== Set exercise ==
Count the lines in the entries below that contain the string "axis". Give only the number.

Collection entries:

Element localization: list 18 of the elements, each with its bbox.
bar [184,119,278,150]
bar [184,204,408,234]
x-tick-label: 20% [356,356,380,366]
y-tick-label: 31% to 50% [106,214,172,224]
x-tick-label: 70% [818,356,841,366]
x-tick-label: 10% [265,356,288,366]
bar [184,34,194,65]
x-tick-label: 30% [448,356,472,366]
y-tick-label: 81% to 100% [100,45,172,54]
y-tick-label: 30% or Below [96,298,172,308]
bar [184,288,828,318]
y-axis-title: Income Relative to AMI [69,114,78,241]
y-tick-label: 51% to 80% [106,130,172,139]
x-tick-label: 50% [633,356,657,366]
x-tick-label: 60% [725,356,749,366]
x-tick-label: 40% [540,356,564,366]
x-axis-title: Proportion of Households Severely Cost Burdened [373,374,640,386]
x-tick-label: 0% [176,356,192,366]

== Worked answer ==
2